(begin)

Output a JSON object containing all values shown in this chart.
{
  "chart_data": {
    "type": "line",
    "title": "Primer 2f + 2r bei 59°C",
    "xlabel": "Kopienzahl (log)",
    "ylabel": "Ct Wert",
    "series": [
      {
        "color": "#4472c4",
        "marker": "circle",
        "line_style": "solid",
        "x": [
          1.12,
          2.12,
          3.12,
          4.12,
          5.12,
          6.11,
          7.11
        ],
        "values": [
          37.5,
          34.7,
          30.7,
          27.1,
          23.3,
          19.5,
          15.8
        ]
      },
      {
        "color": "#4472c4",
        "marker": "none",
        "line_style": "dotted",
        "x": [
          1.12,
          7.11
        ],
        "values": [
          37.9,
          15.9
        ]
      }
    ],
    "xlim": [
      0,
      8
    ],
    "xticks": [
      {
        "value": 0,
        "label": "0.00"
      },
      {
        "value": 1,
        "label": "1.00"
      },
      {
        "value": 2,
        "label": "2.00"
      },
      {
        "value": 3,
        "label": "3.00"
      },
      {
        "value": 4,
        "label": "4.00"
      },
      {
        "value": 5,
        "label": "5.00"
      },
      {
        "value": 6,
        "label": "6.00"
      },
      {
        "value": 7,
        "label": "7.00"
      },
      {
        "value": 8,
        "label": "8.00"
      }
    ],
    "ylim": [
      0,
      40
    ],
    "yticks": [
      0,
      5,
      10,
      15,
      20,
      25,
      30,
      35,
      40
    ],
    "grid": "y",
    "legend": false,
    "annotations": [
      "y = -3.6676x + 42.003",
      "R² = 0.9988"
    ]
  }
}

(end)

**Requirements**
Output the whole listing above again, word for word.

**Answer for this exercise**
Output a JSON object containing all values shown in this chart.
{
  "chart_data": {
    "type": "line",
    "title": "Primer 2f + 2r bei 59°C",
    "xlabel": "Kopienzahl (log)",
    "ylabel": "Ct Wert",
    "series": [
      {
        "color": "#4472c4",
        "marker": "circle",
        "line_style": "solid",
        "x": [
          1.12,
          2.12,
          3.12,
          4.12,
          5.12,
          6.11,
          7.11
        ],
        "values": [
          37.5,
          34.7,
          30.7,
          27.1,
          23.3,
          19.5,
          15.8
        ]
      },
      {
        "color": "#4472c4",
        "marker": "none",
        "line_style": "dotted",
        "x": [
          1.12,
          7.11
        ],
        "values": [
          37.9,
          15.9
        ]
      }
    ],
    "xlim": [
      0,
      8
    ],
    "xticks": [
      {
        "value": 0,
        "label": "0.00"
      },
      {
        "value": 1,
        "label": "1.00"
      },
      {
        "value": 2,
        "label": "2.00"
      },
      {
        "value": 3,
        "label": "3.00"
      },
      {
        "value": 4,
        "label": "4.00"
      },
      {
        "value": 5,
        "label": "5.00"
      },
      {
        "value": 6,
        "label": "6.00"
      },
      {
        "value": 7,
        "label": "7.00"
      },
      {
        "value": 8,
        "label": "8.00"
      }
    ],
    "ylim": [
      0,
      40
    ],
    "yticks": [
      0,
      5,
      10,
      15,
      20,
      25,
      30,
      35,
      40
    ],
    "grid": "y",
    "legend": false,
    "annotations": [
      "y = -3.6676x + 42.003",
      "R² = 0.9988"
    ]
  }
}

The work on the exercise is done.